| WORK TO COMPLETE |
Set down each record exactly as written.
** start AVAILABLE DATA **
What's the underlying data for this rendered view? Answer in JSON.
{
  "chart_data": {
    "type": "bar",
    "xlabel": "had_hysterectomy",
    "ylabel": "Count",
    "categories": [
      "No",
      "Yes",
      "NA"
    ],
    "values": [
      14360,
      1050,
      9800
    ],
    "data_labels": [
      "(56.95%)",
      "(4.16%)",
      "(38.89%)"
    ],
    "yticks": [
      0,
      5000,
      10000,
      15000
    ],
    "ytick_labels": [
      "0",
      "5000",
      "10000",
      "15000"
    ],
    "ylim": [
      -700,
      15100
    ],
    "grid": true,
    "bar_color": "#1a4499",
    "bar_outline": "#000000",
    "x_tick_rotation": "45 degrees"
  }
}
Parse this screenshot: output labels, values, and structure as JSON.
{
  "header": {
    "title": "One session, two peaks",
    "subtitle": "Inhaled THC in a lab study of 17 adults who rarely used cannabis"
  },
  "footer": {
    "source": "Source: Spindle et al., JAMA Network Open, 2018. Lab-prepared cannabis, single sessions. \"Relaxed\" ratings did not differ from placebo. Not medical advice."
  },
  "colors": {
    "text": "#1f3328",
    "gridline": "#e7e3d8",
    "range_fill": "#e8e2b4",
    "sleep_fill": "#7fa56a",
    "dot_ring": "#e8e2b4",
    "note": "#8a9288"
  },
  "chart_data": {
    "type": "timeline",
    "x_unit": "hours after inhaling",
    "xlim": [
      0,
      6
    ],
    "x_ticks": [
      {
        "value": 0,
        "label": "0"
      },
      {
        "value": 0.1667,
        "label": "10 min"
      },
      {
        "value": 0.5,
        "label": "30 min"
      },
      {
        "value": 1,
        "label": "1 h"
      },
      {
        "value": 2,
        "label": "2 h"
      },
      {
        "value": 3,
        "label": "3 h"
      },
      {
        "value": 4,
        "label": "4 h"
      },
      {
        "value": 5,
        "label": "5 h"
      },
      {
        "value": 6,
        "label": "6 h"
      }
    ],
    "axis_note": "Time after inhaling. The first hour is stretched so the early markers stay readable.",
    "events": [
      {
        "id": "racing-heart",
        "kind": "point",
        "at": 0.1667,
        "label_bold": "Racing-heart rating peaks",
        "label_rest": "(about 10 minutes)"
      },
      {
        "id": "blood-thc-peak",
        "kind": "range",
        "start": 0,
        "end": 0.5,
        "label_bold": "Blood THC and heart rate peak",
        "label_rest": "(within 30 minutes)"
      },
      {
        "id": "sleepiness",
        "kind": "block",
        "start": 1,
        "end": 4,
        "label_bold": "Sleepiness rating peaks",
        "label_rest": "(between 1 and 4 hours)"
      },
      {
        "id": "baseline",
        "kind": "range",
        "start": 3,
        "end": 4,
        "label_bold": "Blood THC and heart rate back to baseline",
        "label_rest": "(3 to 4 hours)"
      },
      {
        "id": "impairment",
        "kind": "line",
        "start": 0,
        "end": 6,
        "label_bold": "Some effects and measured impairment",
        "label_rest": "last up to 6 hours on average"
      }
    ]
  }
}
** end AVAILABLE DATA **
| SOLUTION TO THIS EXERCISE |
What's the underlying data for this rendered view? Answer in JSON.
{
  "chart_data": {
    "type": "bar",
    "xlabel": "had_hysterectomy",
    "ylabel": "Count",
    "categories": [
      "No",
      "Yes",
      "NA"
    ],
    "values": [
      14360,
      1050,
      9800
    ],
    "data_labels": [
      "(56.95%)",
      "(4.16%)",
      "(38.89%)"
    ],
    "yticks": [
      0,
      5000,
      10000,
      15000
    ],
    "ytick_labels": [
      "0",
      "5000",
      "10000",
      "15000"
    ],
    "ylim": [
      -700,
      15100
    ],
    "grid": true,
    "bar_color": "#1a4499",
    "bar_outline": "#000000",
    "x_tick_rotation": "45 degrees"
  }
}
Parse this screenshot: output labels, values, and structure as JSON.
{
  "header": {
    "title": "One session, two peaks",
    "subtitle": "Inhaled THC in a lab study of 17 adults who rarely used cannabis"
  },
  "footer": {
    "source": "Source: Spindle et al., JAMA Network Open, 2018. Lab-prepared cannabis, single sessions. \"Relaxed\" ratings did not differ from placebo. Not medical advice."
  },
  "colors": {
    "text": "#1f3328",
    "gridline": "#e7e3d8",
    "range_fill": "#e8e2b4",
    "sleep_fill": "#7fa56a",
    "dot_ring": "#e8e2b4",
    "note": "#8a9288"
  },
  "chart_data": {
    "type": "timeline",
    "x_unit": "hours after inhaling",
    "xlim": [
      0,
      6
    ],
    "x_ticks": [
      {
        "value": 0,
        "label": "0"
      },
      {
        "value": 0.1667,
        "label": "10 min"
      },
      {
        "value": 0.5,
        "label": "30 min"
      },
      {
        "value": 1,
        "label": "1 h"
      },
      {
        "value": 2,
        "label": "2 h"
      },
      {
        "value": 3,
        "label": "3 h"
      },
      {
        "value": 4,
        "label": "4 h"
      },
      {
        "value": 5,
        "label": "5 h"
      },
      {
        "value": 6,
        "label": "6 h"
      }
    ],
    "axis_note": "Time after inhaling. The first hour is stretched so the early markers stay readable.",
    "events": [
      {
        "id": "racing-heart",
        "kind": "point",
        "at": 0.1667,
        "label_bold": "Racing-heart rating peaks",
        "label_rest": "(about 10 minutes)"
      },
      {
        "id": "blood-thc-peak",
        "kind": "range",
        "start": 0,
        "end": 0.5,
        "label_bold": "Blood THC and heart rate peak",
        "label_rest": "(within 30 minutes)"
      },
      {
        "id": "sleepiness",
        "kind": "block",
        "start": 1,
        "end": 4,
        "label_bold": "Sleepiness rating peaks",
        "label_rest": "(between 1 and 4 hours)"
      },
      {
        "id": "baseline",
        "kind": "range",
        "start": 3,
        "end": 4,
        "label_bold": "Blood THC and heart rate back to baseline",
        "label_rest": "(3 to 4 hours)"
      },
      {
        "id": "impairment",
        "kind": "line",
        "start": 0,
        "end": 6,
        "label_bold": "Some effects and measured impairment",
        "label_rest": "last up to 6 hours on average"
      }
    ]
  }
}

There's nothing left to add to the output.